▶ _WHAT THIS EXERCISE ASKS_:
1) In the essay, retype the passage that begins with "I am not a coal" and continues through "the Capitol dome.".
2) According to the essay, why did the writer decide to stay at work on the day she learned her job was being eliminated? Answer in one to three sentences.
3) The essay names the sources of grants "from the 1%" that have paid the writer's salary. List them all.

## start READING TEXT

Stunemployment and The Luckiest Woman Alive

Catherine Messina Pajic
5 min readMar 9, 2017

I am not a coal miner and I do not work at a manufacturing plant preparing to shut down. My job is not being taken by immigrants or made obsolete by technology. And yet, here I am, suddenly laid off after fifteen years with the organization I had come to think of as family. I am in shock — or, as I like to call it, “stunemployed.”

Yes, I am a white, middle aged, single mother with two teenage kids and a mortgage to pay, worried about my health insurance and impending college tuition. In that regard, I guess I fit the stereotype. But I do not live in the Rust Belt. In fact, I am part of the Washington, DC swamp that is now being drained. I have a master’s degree and — until next Friday — an office in sight of the Capitol dome.

No, I am not a high priced lobbyist or what we would call a “Beltway Bandit.” I have spent my career working in non-profit organizations for social causes. My salary has been paid, at times, by small checks from retirees and blue collar workers and other single moms like me, donating $10 a month to support their ideals. At other times, my salary has been paid by grants from the 1% — Bill Gates, George Soros, the Rockefellers and good old Uncle Sam, specifically the less than 1% of the federal budget that goes to foreign assistance.

I don’t come from money or from poverty. I just worked hard, obtained a good education and by most standards outside of our nation’s capital, I came to earn a very good income. In a sense, I have achieved the American dream — my children and I have never wanted for the basics in life and often are able to tack on some luxury items. But, I am the sole breadwinner in my family of three, with no child support and only modest savings. I have never been poor enough to qualify for state assistance, but am not of the income level to pay all my bills without a little juggling. I consider myself the face of America’s middle class.

So here I am now, staring off the edge of the cliff into potential financial doom. I have been given a generous severance package, but am keenly aware that I have limited time to find a job before the money runs out. I have never been in this position and it is scaring the hell out of me. What if I never find work? In more than thirty years, I have never been unemployed for more than a month at a time — brief periods of transition that were more like “funemployment.” This is decidedly not fun. I am older now, I have mouths to feed, and the job market here is highly competitive. What if the unthinkable happens?

And so I do not think of it. I am doggedly optimistic. I make a plan and begin to look for opportunities. I have an education and can always learn something new. I tell myself that this is a chance to step off that comfortable shore and explore new lands. Most of the time, with 3 am being the notable exception, I believe it.

The day I was told I would be among the dozen or so people in my office whose jobs were being eliminated, I was given the opportunity to take the day off or even the rest of the week. I chose to stay, as I have always believed that the way a person exits a job — or a relationship — speaks volumes about his character. I had work to do, a transition to begin, and I wanted to leave with grace, not slink from the building unnoticed — or as one fellow redundancy put it, “like an old dog being put out in the shed.” I wanted to maintain some dignity and control in a situation that was not at all of my choosing.

## end READING TEXT
## start RAW DATA

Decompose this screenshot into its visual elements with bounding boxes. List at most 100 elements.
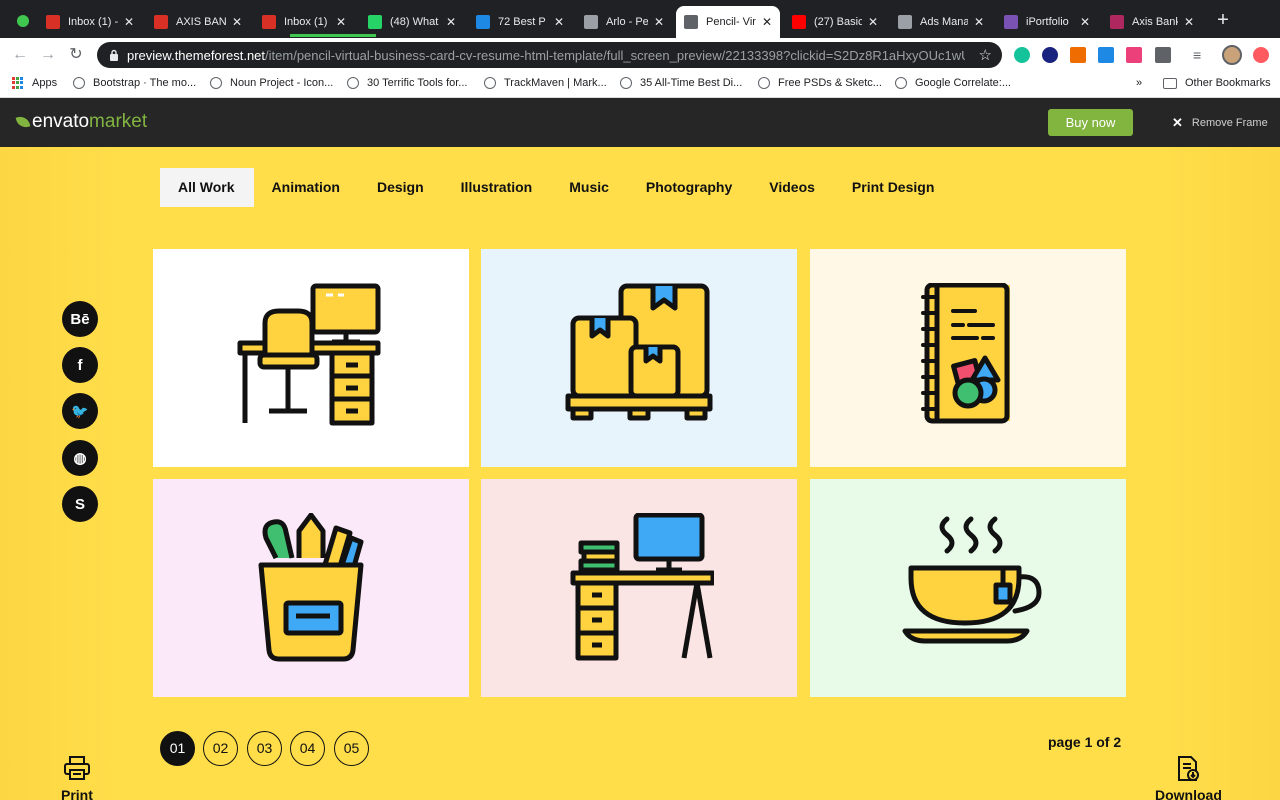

## end RAW DATA

▶ _ANSWERS IN ORDER_:
1)
I am not a coal miner and I do not work at a manufacturing plant preparing to shut down. My job is not being taken by immigrants or made obsolete by technology. And yet, here I am, suddenly laid off after fifteen years with the organization I had come to think of as family. I am in shock — or, as I like to call it, “stunemployed.”

Yes, I am a white, middle aged, single mother with two teenage kids and a mortgage to pay, worried about my health insurance and impending college tuition. In that regard, I guess I fit the stereotype. But I do not live in the Rust Belt. In fact, I am part of the Washington, DC swamp that is now being drained. I have a master’s degree and — until next Friday — an office in sight of the Capitol dome.

2) She believes that the way a person leaves a job or a relationship says a lot about their character. She also had work to do and a transition to begin. She wanted to leave with grace and keep some dignity and control, rather than slip out unnoticed.

3)
Bill Gates
George Soros
the Rockefellers
Uncle Sam (the federal budget for foreign assistance)